Instructions for the task:
Restate the entries below word for word, omitting nothing.

Data listing:
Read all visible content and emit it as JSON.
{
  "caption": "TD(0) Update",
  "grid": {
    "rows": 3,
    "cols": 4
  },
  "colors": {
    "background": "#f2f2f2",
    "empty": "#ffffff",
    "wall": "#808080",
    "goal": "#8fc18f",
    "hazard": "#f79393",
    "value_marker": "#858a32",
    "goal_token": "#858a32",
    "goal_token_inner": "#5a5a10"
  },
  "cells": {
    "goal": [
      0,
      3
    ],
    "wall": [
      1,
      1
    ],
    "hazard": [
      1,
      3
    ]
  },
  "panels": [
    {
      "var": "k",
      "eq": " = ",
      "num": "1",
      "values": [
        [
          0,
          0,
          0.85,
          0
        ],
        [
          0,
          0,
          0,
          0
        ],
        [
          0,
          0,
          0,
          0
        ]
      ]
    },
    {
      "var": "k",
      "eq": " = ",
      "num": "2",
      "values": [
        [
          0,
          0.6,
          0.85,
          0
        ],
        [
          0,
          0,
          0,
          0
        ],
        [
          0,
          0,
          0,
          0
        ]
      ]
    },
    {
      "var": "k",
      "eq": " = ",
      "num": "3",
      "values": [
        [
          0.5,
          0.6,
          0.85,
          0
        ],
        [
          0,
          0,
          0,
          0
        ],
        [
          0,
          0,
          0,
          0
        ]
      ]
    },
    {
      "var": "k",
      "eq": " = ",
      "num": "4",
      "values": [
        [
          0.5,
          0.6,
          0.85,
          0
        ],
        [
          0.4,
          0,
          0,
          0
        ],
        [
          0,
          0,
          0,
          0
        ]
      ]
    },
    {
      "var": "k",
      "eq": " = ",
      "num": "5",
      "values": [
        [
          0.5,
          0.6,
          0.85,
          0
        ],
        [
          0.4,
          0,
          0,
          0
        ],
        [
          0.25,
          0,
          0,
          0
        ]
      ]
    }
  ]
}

Correct result:
Read all visible content and emit it as JSON.
{
  "caption": "TD(0) Update",
  "grid": {
    "rows": 3,
    "cols": 4
  },
  "colors": {
    "background": "#f2f2f2",
    "empty": "#ffffff",
    "wall": "#808080",
    "goal": "#8fc18f",
    "hazard": "#f79393",
    "value_marker": "#858a32",
    "goal_token": "#858a32",
    "goal_token_inner": "#5a5a10"
  },
  "cells": {
    "goal": [
      0,
      3
    ],
    "wall": [
      1,
      1
    ],
    "hazard": [
      1,
      3
    ]
  },
  "panels": [
    {
      "var": "k",
      "eq": " = ",
      "num": "1",
      "values": [
        [
          0,
          0,
          0.85,
          0
        ],
        [
          0,
          0,
          0,
          0
        ],
        [
          0,
          0,
          0,
          0
        ]
      ]
    },
    {
      "var": "k",
      "eq": " = ",
      "num": "2",
      "values": [
        [
          0,
          0.6,
          0.85,
          0
        ],
        [
          0,
          0,
          0,
          0
        ],
        [
          0,
          0,
          0,
          0
        ]
      ]
    },
    {
      "var": "k",
      "eq": " = ",
      "num": "3",
      "values": [
        [
          0.5,
          0.6,
          0.85,
          0
        ],
        [
          0,
          0,
          0,
          0
        ],
        [
          0,
          0,
          0,
          0
        ]
      ]
    },
    {
      "var": "k",
      "eq": " = ",
      "num": "4",
      "values": [
        [
          0.5,
          0.6,
          0.85,
          0
        ],
        [
          0.4,
          0,
          0,
          0
        ],
        [
          0,
          0,
          0,
          0
        ]
      ]
    },
    {
      "var": "k",
      "eq": " = ",
      "num": "5",
      "values": [
        [
          0.5,
          0.6,
          0.85,
          0
        ],
        [
          0.4,
          0,
          0,
          0
        ],
        [
          0.25,
          0,
          0,
          0
        ]
      ]
    }
  ]
}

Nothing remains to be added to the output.